-------- DATA EXTRACT --------

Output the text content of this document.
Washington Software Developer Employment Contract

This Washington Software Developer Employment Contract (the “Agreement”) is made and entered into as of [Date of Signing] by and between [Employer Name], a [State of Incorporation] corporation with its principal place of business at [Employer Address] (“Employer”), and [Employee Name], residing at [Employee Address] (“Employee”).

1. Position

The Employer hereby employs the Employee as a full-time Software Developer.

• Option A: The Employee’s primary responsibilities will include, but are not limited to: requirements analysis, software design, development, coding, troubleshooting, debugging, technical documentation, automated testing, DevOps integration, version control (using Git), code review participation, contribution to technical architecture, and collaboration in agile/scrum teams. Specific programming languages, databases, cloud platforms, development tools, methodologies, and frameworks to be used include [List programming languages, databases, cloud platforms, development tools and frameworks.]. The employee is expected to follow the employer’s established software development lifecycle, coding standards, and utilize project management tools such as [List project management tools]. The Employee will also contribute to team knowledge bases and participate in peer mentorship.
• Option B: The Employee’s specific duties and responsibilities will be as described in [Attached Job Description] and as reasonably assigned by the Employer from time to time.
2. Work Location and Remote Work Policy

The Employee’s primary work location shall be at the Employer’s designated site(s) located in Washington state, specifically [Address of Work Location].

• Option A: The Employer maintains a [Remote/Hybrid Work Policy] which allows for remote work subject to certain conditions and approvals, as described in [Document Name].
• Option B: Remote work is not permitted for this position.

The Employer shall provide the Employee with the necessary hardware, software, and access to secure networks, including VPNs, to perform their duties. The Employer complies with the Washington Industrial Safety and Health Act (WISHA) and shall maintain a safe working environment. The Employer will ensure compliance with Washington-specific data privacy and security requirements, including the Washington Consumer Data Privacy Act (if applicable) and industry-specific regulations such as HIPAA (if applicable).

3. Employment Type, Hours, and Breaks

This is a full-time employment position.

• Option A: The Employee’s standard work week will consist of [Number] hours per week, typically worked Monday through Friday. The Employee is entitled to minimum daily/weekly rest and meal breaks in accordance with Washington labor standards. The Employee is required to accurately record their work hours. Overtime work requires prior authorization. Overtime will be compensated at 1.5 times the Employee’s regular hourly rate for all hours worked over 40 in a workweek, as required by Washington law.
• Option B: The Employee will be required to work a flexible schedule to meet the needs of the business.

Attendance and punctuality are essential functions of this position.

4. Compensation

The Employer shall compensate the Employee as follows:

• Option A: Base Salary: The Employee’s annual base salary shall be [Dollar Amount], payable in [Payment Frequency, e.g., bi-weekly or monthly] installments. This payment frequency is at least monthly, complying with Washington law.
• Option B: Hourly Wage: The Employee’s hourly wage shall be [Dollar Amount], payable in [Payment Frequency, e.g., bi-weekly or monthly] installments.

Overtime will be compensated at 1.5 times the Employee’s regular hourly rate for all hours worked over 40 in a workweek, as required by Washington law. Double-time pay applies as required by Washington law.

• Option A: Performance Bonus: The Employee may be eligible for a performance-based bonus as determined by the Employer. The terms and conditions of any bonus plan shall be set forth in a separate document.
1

--------

*EXERCISE BRIEF:* Return all of the data word for word.

*TASK ANSWER:*
Output the text content of this document.
Washington Software Developer Employment Contract

This Washington Software Developer Employment Contract (the “Agreement”) is made and entered into as of [Date of Signing] by and between [Employer Name], a [State of Incorporation] corporation with its principal place of business at [Employer Address] (“Employer”), and [Employee Name], residing at [Employee Address] (“Employee”).

1. Position

The Employer hereby employs the Employee as a full-time Software Developer.

• Option A: The Employee’s primary responsibilities will include, but are not limited to: requirements analysis, software design, development, coding, troubleshooting, debugging, technical documentation, automated testing, DevOps integration, version control (using Git), code review participation, contribution to technical architecture, and collaboration in agile/scrum teams. Specific programming languages, databases, cloud platforms, development tools, methodologies, and frameworks to be used include [List programming languages, databases, cloud platforms, development tools and frameworks.]. The employee is expected to follow the employer’s established software development lifecycle, coding standards, and utilize project management tools such as [List project management tools]. The Employee will also contribute to team knowledge bases and participate in peer mentorship.
• Option B: The Employee’s specific duties and responsibilities will be as described in [Attached Job Description] and as reasonably assigned by the Employer from time to time.
2. Work Location and Remote Work Policy

The Employee’s primary work location shall be at the Employer’s designated site(s) located in Washington state, specifically [Address of Work Location].

• Option A: The Employer maintains a [Remote/Hybrid Work Policy] which allows for remote work subject to certain conditions and approvals, as described in [Document Name].
• Option B: Remote work is not permitted for this position.

The Employer shall provide the Employee with the necessary hardware, software, and access to secure networks, including VPNs, to perform their duties. The Employer complies with the Washington Industrial Safety and Health Act (WISHA) and shall maintain a safe working environment. The Employer will ensure compliance with Washington-specific data privacy and security requirements, including the Washington Consumer Data Privacy Act (if applicable) and industry-specific regulations such as HIPAA (if applicable).

3. Employment Type, Hours, and Breaks

This is a full-time employment position.

• Option A: The Employee’s standard work week will consist of [Number] hours per week, typically worked Monday through Friday. The Employee is entitled to minimum daily/weekly rest and meal breaks in accordance with Washington labor standards. The Employee is required to accurately record their work hours. Overtime work requires prior authorization. Overtime will be compensated at 1.5 times the Employee’s regular hourly rate for all hours worked over 40 in a workweek, as required by Washington law.
• Option B: The Employee will be required to work a flexible schedule to meet the needs of the business.

Attendance and punctuality are essential functions of this position.

4. Compensation

The Employer shall compensate the Employee as follows:

• Option A: Base Salary: The Employee’s annual base salary shall be [Dollar Amount], payable in [Payment Frequency, e.g., bi-weekly or monthly] installments. This payment frequency is at least monthly, complying with Washington law.
• Option B: Hourly Wage: The Employee’s hourly wage shall be [Dollar Amount], payable in [Payment Frequency, e.g., bi-weekly or monthly] installments.

Overtime will be compensated at 1.5 times the Employee’s regular hourly rate for all hours worked over 40 in a workweek, as required by Washington law. Double-time pay applies as required by Washington law.

• Option A: Performance Bonus: The Employee may be eligible for a performance-based bonus as determined by the Employer. The terms and conditions of any bonus plan shall be set forth in a separate document.
1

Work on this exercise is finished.